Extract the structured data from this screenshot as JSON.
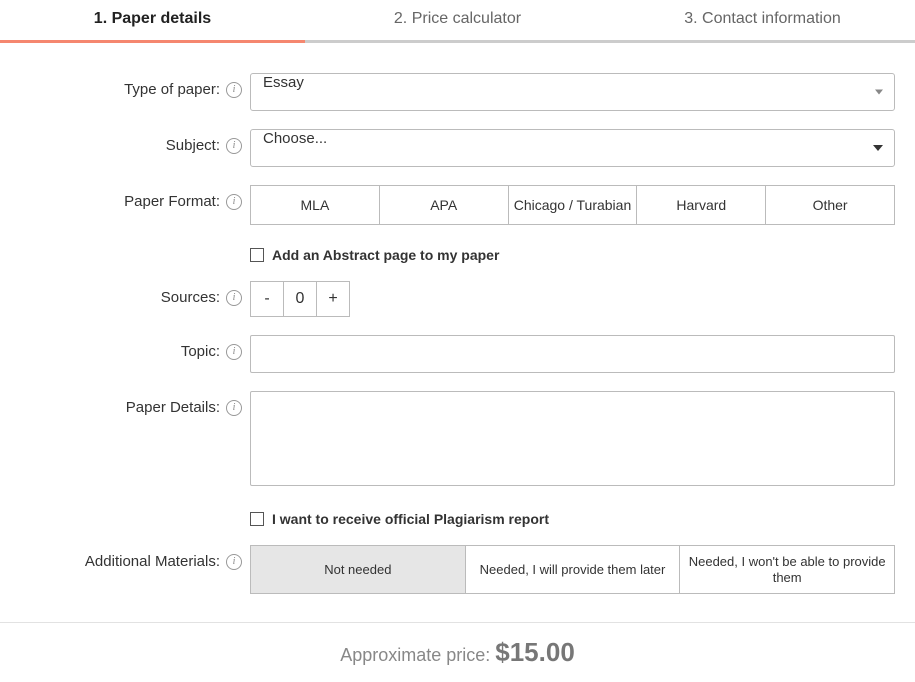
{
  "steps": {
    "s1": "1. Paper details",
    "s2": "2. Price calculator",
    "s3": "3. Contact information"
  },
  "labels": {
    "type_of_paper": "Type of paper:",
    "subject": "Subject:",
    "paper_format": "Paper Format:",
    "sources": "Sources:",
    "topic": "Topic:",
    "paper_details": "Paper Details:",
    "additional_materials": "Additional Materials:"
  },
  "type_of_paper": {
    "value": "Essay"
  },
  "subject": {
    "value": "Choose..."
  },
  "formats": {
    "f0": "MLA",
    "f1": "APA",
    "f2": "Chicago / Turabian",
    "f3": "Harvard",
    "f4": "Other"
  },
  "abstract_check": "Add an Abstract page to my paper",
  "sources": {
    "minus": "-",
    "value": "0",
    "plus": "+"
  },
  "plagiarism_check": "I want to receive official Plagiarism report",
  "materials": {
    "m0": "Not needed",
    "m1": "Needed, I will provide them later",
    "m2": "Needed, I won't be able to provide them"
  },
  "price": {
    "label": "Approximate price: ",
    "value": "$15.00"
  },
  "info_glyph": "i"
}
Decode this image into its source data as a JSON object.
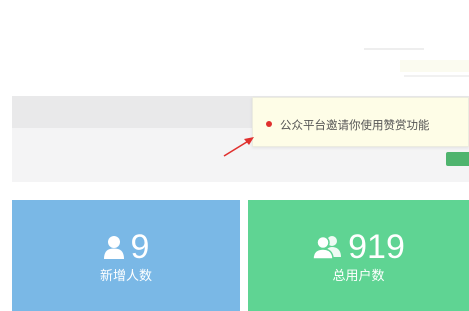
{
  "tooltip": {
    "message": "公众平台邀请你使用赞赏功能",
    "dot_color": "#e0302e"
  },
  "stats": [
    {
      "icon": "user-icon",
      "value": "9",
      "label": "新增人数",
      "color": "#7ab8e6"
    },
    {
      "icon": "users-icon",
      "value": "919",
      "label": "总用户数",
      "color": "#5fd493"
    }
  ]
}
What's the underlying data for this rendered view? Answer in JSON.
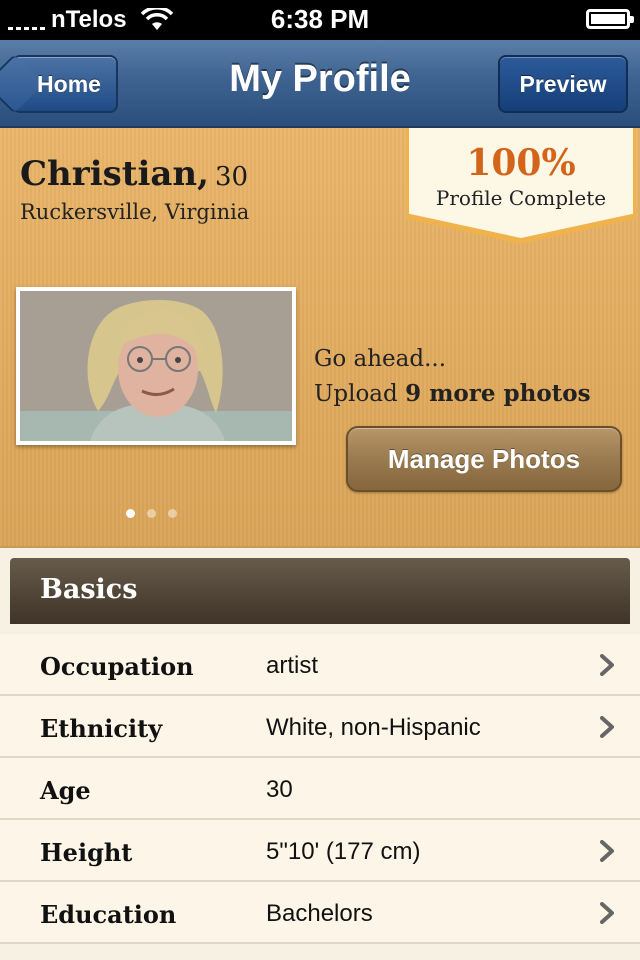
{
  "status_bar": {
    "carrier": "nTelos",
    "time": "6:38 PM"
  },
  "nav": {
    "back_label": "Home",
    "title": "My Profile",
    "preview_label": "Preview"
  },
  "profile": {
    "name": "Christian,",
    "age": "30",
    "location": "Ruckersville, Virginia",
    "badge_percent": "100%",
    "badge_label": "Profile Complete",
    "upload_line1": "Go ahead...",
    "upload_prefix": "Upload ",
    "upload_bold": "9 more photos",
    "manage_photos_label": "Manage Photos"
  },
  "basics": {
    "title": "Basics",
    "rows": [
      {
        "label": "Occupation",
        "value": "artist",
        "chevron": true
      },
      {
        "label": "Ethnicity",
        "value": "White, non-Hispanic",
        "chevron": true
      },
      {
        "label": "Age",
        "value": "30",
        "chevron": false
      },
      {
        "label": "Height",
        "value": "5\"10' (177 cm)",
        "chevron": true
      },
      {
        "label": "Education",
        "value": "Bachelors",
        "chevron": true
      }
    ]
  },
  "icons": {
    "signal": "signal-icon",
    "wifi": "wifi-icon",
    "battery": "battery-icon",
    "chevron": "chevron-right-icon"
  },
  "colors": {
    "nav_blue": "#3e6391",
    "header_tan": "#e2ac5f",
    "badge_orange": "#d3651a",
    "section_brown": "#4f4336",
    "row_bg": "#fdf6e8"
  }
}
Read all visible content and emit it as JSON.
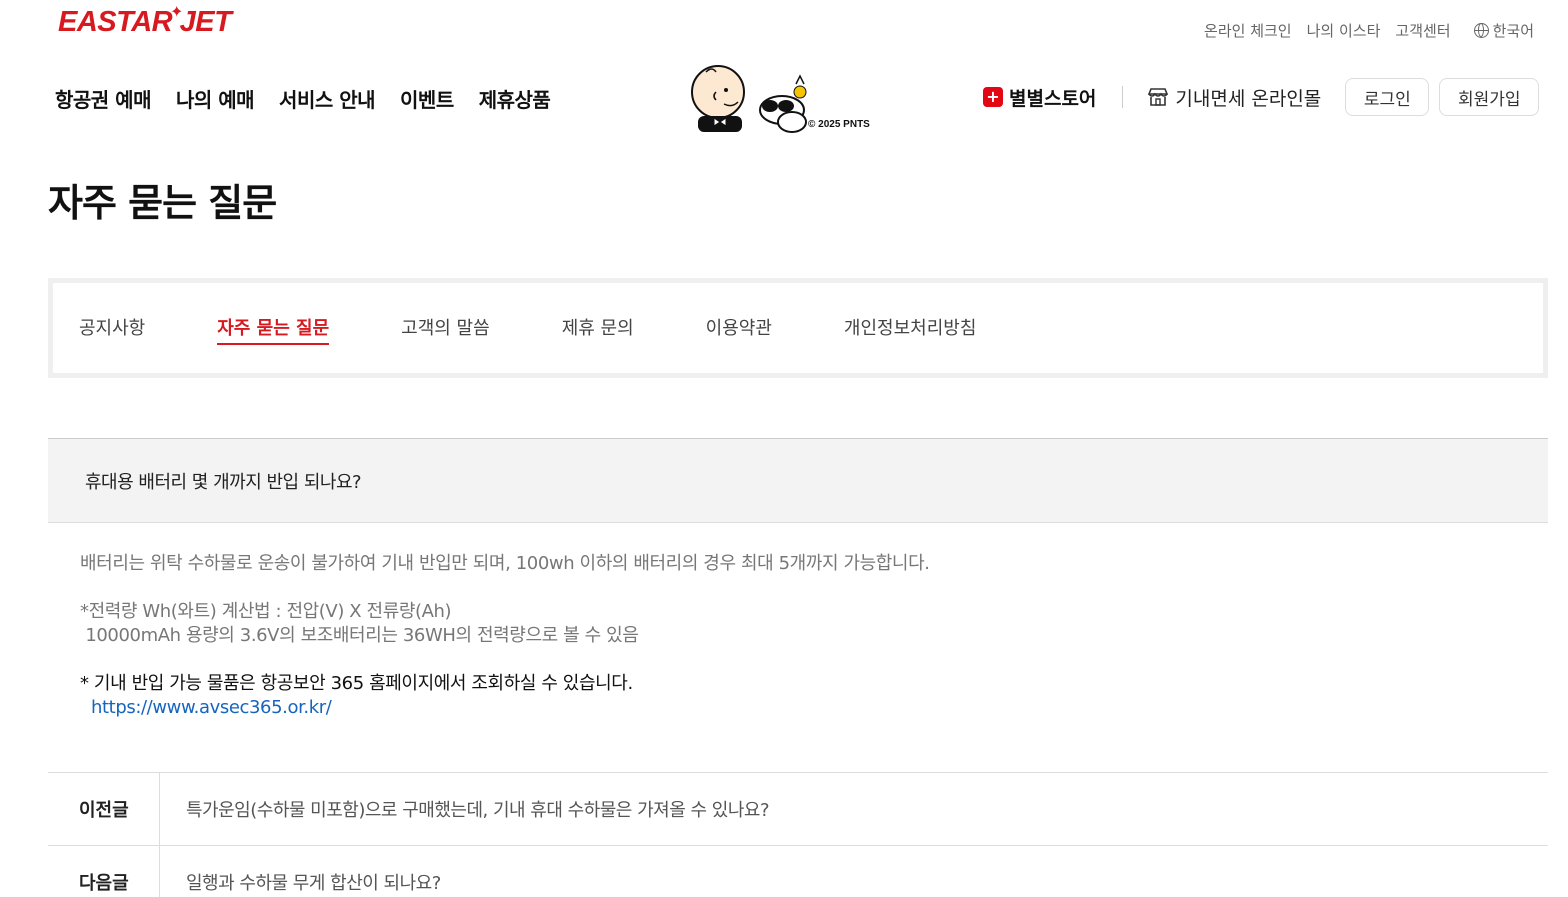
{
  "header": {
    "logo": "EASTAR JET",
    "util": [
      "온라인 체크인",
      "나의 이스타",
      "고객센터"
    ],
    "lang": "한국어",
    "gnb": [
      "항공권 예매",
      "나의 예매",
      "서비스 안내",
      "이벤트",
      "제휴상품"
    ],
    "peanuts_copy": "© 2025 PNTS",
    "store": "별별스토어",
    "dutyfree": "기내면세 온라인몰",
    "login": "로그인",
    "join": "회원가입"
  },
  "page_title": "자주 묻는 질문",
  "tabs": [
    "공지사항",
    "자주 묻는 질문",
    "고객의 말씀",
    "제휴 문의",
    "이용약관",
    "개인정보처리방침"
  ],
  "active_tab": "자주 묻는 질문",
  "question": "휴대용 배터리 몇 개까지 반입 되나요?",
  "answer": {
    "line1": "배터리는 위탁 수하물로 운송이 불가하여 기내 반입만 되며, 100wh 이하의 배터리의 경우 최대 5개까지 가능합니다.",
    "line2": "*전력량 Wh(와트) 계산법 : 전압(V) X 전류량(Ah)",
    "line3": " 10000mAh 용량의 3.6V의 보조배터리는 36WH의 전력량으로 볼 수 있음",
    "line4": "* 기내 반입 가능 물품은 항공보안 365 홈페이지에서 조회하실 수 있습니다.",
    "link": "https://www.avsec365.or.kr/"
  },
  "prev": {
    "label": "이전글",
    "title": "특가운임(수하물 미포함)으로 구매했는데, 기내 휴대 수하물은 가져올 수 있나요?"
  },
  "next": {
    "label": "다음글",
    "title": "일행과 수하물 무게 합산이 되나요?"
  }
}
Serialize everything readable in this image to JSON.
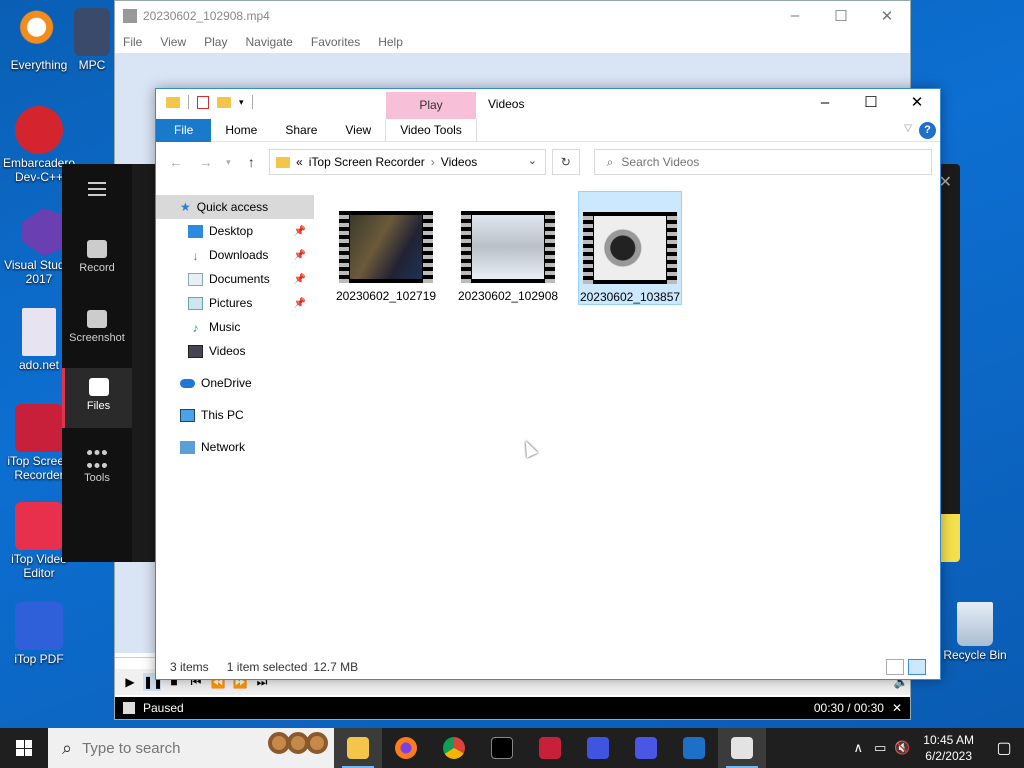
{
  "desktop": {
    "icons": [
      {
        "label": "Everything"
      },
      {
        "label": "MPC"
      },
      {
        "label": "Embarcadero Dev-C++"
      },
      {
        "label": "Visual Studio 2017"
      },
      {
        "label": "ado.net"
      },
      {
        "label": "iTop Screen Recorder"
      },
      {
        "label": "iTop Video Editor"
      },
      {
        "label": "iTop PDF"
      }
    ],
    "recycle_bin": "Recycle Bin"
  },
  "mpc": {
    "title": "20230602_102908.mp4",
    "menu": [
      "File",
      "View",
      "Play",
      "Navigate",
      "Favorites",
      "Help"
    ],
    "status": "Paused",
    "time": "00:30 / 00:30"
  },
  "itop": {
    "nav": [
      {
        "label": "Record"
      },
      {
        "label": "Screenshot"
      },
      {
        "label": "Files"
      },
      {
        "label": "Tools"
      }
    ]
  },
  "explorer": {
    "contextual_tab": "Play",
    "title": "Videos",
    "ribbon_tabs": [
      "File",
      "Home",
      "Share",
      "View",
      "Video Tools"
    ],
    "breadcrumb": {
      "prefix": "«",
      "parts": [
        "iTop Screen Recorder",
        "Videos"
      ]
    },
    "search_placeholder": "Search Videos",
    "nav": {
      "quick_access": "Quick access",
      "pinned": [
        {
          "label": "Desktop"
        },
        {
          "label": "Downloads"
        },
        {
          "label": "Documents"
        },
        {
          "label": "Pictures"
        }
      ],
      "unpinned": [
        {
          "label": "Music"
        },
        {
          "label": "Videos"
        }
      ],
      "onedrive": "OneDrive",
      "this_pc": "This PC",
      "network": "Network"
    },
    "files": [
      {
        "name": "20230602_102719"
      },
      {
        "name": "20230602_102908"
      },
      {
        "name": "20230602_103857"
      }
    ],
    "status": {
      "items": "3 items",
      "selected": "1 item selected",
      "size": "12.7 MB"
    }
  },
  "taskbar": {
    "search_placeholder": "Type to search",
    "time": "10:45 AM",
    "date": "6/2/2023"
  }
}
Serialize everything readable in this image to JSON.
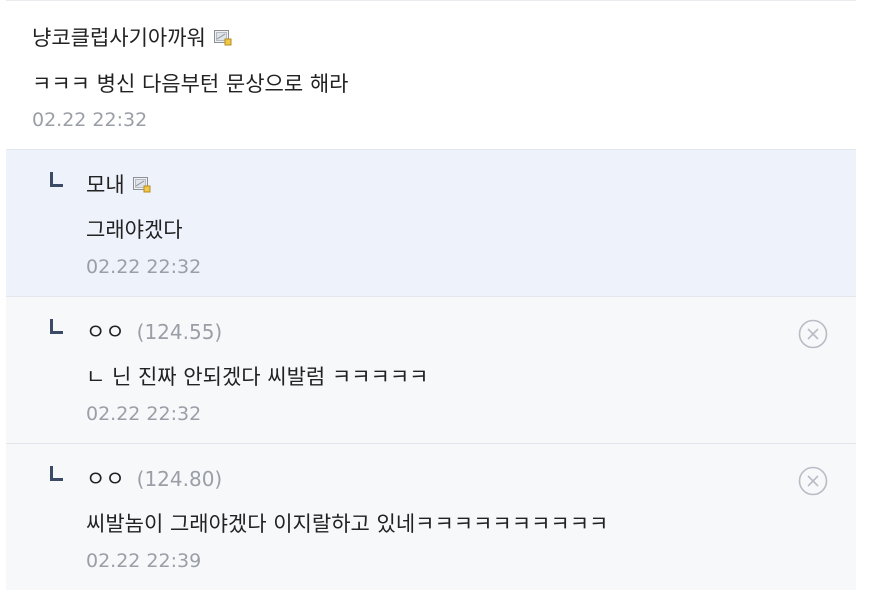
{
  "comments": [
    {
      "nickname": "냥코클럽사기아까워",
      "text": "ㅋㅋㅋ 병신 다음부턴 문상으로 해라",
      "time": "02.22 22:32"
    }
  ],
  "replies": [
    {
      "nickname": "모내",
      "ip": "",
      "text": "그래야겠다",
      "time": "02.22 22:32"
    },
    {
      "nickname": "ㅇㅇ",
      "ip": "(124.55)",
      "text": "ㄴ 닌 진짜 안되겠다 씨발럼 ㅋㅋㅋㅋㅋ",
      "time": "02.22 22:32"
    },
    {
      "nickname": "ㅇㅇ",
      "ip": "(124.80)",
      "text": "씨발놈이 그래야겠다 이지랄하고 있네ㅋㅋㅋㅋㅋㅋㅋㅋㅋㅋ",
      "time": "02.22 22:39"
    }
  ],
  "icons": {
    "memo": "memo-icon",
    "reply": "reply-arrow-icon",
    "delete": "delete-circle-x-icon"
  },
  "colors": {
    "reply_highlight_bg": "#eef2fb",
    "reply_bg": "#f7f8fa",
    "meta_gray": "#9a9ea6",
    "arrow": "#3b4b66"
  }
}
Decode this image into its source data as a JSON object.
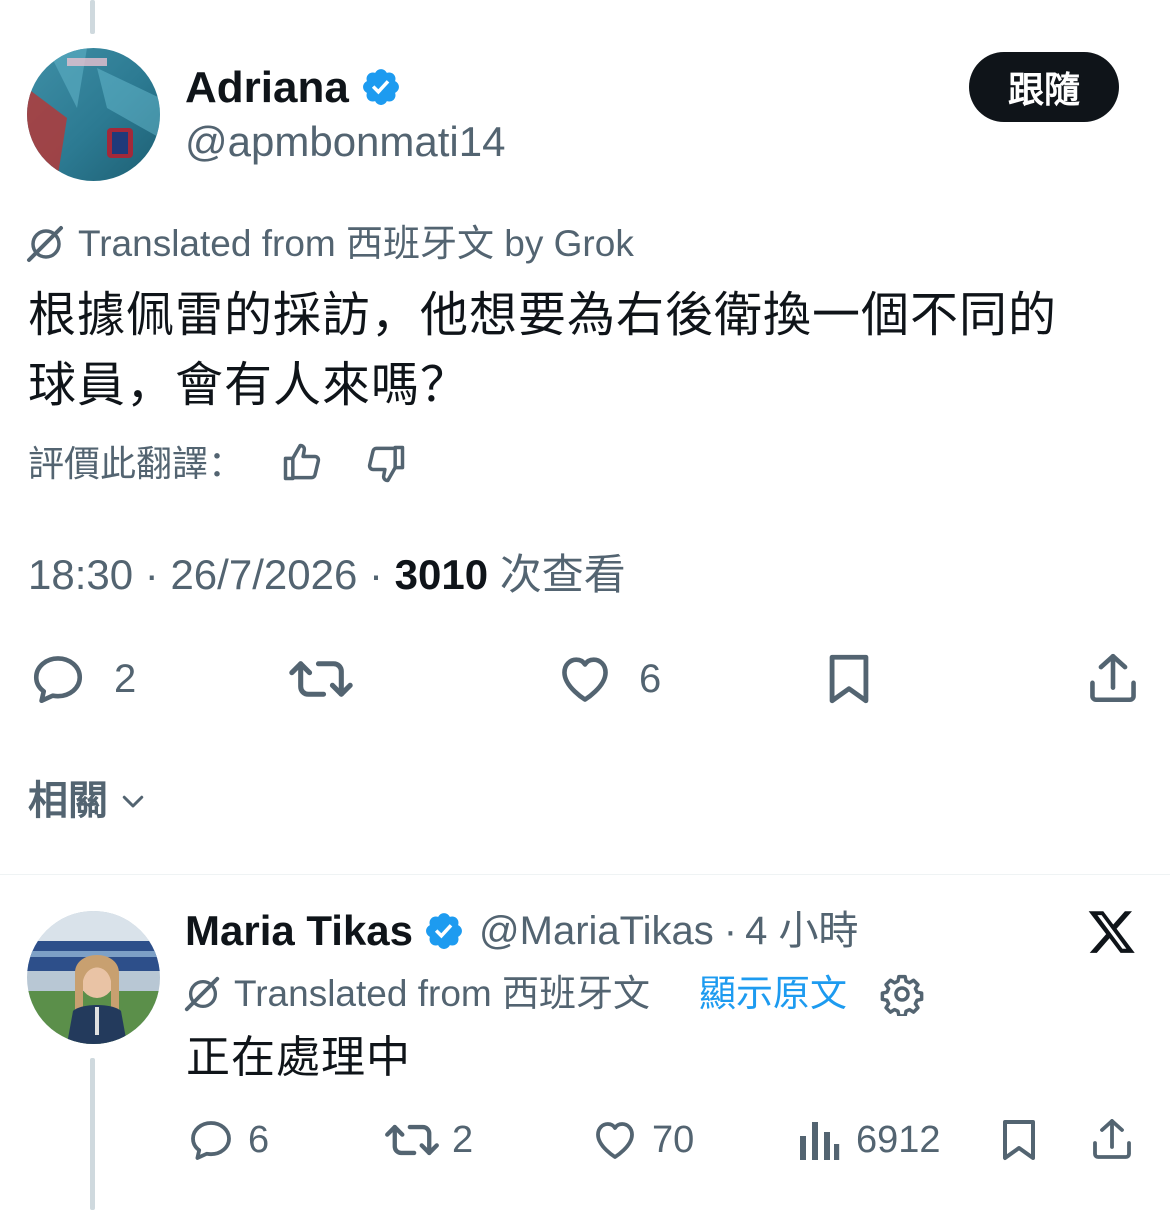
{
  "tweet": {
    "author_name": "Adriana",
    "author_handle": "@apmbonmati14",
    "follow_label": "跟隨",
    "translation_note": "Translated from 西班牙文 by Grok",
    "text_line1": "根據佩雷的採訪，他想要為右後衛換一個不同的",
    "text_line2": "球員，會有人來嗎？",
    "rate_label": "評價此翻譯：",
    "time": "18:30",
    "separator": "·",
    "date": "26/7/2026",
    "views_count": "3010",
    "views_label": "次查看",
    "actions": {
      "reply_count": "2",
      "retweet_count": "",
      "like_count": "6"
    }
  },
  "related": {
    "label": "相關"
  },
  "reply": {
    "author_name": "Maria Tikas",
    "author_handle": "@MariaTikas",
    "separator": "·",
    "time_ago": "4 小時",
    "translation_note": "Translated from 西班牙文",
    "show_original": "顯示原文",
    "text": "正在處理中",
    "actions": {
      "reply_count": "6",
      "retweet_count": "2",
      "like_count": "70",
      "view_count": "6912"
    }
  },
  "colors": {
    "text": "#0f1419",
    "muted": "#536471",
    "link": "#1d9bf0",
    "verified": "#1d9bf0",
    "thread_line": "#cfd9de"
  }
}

......

## [What you have to do]
Return nothing except the number of lines that include the string "arrow".

## [Right answer]
2